▸ WORK TO BE COMPLETED
Below are the records; pull every line that includes "senaste".

** Begin EXCERPTED DATA **

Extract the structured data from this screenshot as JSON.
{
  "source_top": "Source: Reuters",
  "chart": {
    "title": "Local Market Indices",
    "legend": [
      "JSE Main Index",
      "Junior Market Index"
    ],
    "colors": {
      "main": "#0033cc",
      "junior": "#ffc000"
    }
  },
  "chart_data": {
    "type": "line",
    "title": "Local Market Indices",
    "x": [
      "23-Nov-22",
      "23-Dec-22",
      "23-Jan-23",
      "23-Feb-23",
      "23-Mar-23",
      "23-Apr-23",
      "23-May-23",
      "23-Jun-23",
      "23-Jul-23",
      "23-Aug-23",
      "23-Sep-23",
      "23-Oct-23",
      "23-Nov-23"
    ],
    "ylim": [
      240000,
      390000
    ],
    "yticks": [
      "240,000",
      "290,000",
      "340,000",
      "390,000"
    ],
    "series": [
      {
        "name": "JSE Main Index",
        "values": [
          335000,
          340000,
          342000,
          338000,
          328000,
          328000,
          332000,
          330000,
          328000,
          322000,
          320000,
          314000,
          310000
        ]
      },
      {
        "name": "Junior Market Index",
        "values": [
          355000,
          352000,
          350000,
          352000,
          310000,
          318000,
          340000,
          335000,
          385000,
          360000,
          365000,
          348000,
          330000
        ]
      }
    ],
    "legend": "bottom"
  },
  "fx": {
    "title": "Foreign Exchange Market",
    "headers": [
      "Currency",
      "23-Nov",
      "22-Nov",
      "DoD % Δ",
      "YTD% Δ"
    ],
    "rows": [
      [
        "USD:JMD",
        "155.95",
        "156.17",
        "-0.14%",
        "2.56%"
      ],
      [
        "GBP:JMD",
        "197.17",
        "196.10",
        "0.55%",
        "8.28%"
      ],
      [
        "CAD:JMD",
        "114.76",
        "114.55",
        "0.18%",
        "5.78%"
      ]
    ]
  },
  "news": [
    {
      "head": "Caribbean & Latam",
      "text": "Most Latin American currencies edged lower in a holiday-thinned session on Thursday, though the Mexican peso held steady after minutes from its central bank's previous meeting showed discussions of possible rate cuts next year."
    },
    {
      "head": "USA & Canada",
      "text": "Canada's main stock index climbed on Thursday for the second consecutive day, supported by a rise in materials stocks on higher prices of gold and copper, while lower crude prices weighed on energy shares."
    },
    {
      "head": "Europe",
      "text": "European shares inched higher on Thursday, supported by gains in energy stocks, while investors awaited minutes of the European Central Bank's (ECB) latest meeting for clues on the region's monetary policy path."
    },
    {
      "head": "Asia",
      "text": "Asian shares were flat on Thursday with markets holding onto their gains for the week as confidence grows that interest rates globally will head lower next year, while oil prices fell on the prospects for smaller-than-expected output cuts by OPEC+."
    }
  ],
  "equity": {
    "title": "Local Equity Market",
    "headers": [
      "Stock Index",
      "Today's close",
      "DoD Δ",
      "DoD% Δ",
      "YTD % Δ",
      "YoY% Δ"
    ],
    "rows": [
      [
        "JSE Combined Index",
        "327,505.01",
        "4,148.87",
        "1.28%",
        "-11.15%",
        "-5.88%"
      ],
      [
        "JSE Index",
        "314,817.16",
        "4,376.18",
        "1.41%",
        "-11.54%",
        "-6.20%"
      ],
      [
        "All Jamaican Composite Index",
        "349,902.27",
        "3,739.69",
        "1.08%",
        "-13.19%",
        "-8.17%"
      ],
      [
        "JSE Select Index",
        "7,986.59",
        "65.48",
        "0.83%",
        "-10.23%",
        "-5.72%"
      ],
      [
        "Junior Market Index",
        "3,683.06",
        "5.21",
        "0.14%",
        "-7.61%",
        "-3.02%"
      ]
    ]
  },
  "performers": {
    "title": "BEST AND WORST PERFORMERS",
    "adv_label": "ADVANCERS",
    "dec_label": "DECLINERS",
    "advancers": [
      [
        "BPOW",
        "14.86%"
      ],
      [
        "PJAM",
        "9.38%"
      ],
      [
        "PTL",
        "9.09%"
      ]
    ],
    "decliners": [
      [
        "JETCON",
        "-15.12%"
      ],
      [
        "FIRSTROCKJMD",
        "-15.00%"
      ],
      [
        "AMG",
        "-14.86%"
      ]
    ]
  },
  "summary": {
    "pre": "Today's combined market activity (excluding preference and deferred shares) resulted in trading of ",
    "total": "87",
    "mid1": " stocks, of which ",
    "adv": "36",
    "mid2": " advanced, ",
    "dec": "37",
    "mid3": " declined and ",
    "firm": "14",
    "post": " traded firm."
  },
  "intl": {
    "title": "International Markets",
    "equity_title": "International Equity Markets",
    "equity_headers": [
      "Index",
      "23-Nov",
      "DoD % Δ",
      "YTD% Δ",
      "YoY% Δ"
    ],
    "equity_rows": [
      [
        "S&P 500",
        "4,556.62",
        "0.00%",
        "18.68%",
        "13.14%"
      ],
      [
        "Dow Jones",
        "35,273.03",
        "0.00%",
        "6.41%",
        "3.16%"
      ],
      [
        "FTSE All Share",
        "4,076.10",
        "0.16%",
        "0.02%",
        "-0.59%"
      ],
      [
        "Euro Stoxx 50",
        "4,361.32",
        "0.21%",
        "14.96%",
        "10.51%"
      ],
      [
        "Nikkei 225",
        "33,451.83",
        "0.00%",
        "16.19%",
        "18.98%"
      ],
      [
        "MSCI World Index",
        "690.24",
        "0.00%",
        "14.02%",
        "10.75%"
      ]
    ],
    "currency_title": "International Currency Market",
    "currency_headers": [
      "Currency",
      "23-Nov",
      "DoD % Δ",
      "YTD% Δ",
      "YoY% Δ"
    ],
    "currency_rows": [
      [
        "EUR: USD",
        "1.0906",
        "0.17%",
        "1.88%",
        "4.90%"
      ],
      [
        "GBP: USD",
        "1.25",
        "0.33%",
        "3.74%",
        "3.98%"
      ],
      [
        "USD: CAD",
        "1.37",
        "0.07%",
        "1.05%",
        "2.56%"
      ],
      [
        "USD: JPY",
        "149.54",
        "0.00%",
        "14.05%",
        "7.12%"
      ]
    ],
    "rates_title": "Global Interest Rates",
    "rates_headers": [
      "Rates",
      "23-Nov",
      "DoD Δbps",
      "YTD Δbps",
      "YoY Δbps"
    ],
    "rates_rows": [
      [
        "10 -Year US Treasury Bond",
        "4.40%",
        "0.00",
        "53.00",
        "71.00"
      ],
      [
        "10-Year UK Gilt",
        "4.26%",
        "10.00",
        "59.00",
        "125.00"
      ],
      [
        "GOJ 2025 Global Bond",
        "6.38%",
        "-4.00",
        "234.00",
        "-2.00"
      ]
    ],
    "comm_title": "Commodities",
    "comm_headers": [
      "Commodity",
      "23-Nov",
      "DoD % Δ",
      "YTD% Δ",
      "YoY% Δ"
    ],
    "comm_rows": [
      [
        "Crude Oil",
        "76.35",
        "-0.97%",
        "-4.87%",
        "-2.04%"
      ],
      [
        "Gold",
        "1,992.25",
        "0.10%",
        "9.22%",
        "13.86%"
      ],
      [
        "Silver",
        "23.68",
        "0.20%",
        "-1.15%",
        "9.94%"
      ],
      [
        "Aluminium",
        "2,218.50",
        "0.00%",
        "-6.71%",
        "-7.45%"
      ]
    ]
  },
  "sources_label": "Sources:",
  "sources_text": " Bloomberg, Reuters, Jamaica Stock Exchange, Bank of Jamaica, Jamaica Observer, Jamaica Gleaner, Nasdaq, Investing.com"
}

** End EXCERPTED DATA **
** Begin EXCERPTED DATA **

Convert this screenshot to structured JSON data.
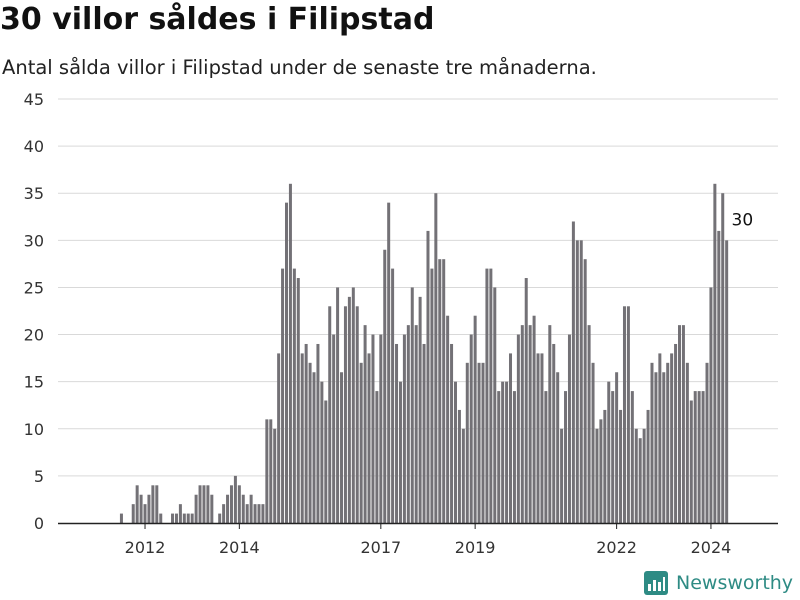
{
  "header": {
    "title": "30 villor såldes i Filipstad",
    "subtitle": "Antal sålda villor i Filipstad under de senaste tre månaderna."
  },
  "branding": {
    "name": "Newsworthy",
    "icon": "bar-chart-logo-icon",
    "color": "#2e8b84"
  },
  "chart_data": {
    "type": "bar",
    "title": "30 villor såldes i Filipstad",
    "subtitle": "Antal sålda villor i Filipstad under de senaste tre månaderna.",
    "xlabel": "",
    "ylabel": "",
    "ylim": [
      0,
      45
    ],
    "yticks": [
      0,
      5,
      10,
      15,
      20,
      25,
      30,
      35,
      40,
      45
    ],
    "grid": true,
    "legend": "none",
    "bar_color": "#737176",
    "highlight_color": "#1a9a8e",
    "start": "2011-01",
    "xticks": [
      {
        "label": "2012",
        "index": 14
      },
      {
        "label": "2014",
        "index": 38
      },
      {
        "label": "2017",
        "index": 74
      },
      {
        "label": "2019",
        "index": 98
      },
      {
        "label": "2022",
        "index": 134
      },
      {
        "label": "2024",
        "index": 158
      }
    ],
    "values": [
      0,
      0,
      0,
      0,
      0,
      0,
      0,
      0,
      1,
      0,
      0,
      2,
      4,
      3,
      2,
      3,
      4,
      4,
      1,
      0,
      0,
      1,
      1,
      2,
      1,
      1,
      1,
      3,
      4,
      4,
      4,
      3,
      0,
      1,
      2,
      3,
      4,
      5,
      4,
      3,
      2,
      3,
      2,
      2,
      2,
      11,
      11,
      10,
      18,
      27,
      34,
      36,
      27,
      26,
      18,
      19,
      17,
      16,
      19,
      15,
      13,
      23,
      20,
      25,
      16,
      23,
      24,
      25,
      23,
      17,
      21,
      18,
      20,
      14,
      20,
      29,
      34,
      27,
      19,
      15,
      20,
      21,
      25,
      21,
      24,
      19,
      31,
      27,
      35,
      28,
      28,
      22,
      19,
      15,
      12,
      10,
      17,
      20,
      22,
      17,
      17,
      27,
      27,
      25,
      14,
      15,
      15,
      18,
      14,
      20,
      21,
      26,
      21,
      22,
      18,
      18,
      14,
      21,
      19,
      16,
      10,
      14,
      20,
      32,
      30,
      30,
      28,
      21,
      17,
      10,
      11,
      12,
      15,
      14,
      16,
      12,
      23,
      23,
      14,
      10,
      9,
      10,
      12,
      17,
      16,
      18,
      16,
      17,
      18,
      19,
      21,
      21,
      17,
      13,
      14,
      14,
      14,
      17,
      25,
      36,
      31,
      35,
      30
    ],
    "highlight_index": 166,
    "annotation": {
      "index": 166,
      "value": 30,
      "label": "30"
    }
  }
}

** End EXCERPTED DATA **
** Begin EXCERPTED DATA **

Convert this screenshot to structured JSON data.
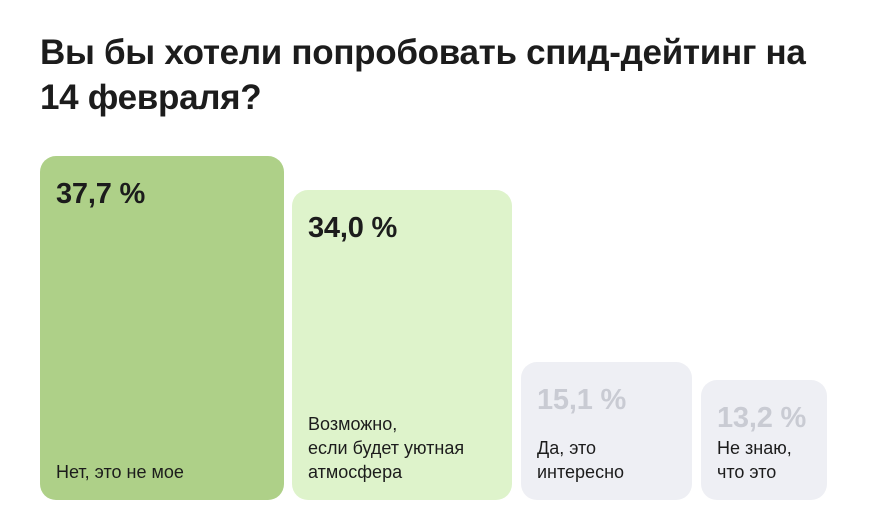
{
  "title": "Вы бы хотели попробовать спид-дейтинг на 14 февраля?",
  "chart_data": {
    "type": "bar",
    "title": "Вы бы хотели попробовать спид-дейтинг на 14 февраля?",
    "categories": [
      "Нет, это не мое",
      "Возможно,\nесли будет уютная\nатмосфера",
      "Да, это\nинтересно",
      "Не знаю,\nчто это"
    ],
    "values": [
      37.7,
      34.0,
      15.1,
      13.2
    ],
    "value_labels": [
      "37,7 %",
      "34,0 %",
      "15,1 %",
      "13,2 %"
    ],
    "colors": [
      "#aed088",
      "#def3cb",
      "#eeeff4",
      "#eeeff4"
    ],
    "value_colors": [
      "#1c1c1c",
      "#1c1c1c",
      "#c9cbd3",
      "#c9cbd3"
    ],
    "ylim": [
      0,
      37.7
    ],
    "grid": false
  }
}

** End EXCERPTED DATA **

▸ THE COMPLETED TASK
    "subtitle": "Antal sålda villor i Filipstad under de senaste tre månaderna."
    "subtitle": "Antal sålda villor i Filipstad under de senaste tre månaderna.",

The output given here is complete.